## A run of records
+++

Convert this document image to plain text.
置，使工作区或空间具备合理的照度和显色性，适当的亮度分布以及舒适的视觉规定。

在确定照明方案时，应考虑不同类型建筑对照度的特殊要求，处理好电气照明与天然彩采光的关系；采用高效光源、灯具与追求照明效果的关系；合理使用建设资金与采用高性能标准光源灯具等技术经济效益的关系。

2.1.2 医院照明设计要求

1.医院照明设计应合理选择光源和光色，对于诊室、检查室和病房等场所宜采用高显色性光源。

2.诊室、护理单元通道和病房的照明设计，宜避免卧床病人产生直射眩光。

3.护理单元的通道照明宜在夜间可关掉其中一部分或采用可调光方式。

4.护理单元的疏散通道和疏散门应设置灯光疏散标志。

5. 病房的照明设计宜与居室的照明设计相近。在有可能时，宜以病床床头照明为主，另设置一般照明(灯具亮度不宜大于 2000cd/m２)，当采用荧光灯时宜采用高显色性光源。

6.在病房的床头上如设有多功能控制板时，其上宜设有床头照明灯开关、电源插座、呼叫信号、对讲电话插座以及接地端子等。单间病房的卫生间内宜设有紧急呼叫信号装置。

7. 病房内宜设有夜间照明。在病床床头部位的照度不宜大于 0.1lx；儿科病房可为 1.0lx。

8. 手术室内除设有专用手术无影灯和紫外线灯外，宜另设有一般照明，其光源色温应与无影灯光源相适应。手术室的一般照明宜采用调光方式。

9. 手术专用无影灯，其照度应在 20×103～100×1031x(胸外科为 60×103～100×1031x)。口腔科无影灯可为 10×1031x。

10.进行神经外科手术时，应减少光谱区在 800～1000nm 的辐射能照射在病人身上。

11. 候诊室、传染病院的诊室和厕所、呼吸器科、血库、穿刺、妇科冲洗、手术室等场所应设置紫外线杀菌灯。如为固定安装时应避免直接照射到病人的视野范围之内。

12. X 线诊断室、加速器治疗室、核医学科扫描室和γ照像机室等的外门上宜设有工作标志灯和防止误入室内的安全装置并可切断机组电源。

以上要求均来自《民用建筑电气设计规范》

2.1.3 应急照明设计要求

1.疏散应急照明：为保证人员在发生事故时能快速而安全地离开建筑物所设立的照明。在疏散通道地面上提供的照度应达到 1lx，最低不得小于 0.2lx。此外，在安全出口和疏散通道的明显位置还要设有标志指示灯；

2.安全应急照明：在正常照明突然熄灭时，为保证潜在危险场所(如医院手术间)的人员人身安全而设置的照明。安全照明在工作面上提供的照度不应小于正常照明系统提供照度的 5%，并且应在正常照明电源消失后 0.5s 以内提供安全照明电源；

+++

## Exercise prompt
Print every record exactly as it was given.

## Result below
Convert this document image to plain text.
置，使工作区或空间具备合理的照度和显色性，适当的亮度分布以及舒适的视觉规定。

在确定照明方案时，应考虑不同类型建筑对照度的特殊要求，处理好电气照明与天然彩采光的关系；采用高效光源、灯具与追求照明效果的关系；合理使用建设资金与采用高性能标准光源灯具等技术经济效益的关系。

2.1.2 医院照明设计要求

1.医院照明设计应合理选择光源和光色，对于诊室、检查室和病房等场所宜采用高显色性光源。

2.诊室、护理单元通道和病房的照明设计，宜避免卧床病人产生直射眩光。

3.护理单元的通道照明宜在夜间可关掉其中一部分或采用可调光方式。

4.护理单元的疏散通道和疏散门应设置灯光疏散标志。

5. 病房的照明设计宜与居室的照明设计相近。在有可能时，宜以病床床头照明为主，另设置一般照明(灯具亮度不宜大于 2000cd/m２)，当采用荧光灯时宜采用高显色性光源。

6.在病房的床头上如设有多功能控制板时，其上宜设有床头照明灯开关、电源插座、呼叫信号、对讲电话插座以及接地端子等。单间病房的卫生间内宜设有紧急呼叫信号装置。

7. 病房内宜设有夜间照明。在病床床头部位的照度不宜大于 0.1lx；儿科病房可为 1.0lx。

8. 手术室内除设有专用手术无影灯和紫外线灯外，宜另设有一般照明，其光源色温应与无影灯光源相适应。手术室的一般照明宜采用调光方式。

9. 手术专用无影灯，其照度应在 20×103～100×1031x(胸外科为 60×103～100×1031x)。口腔科无影灯可为 10×1031x。

10.进行神经外科手术时，应减少光谱区在 800～1000nm 的辐射能照射在病人身上。

11. 候诊室、传染病院的诊室和厕所、呼吸器科、血库、穿刺、妇科冲洗、手术室等场所应设置紫外线杀菌灯。如为固定安装时应避免直接照射到病人的视野范围之内。

12. X 线诊断室、加速器治疗室、核医学科扫描室和γ照像机室等的外门上宜设有工作标志灯和防止误入室内的安全装置并可切断机组电源。

以上要求均来自《民用建筑电气设计规范》

2.1.3 应急照明设计要求

1.疏散应急照明：为保证人员在发生事故时能快速而安全地离开建筑物所设立的照明。在疏散通道地面上提供的照度应达到 1lx，最低不得小于 0.2lx。此外，在安全出口和疏散通道的明显位置还要设有标志指示灯；

2.安全应急照明：在正常照明突然熄灭时，为保证潜在危险场所(如医院手术间)的人员人身安全而设置的照明。安全照明在工作面上提供的照度不应小于正常照明系统提供照度的 5%，并且应在正常照明电源消失后 0.5s 以内提供安全照明电源；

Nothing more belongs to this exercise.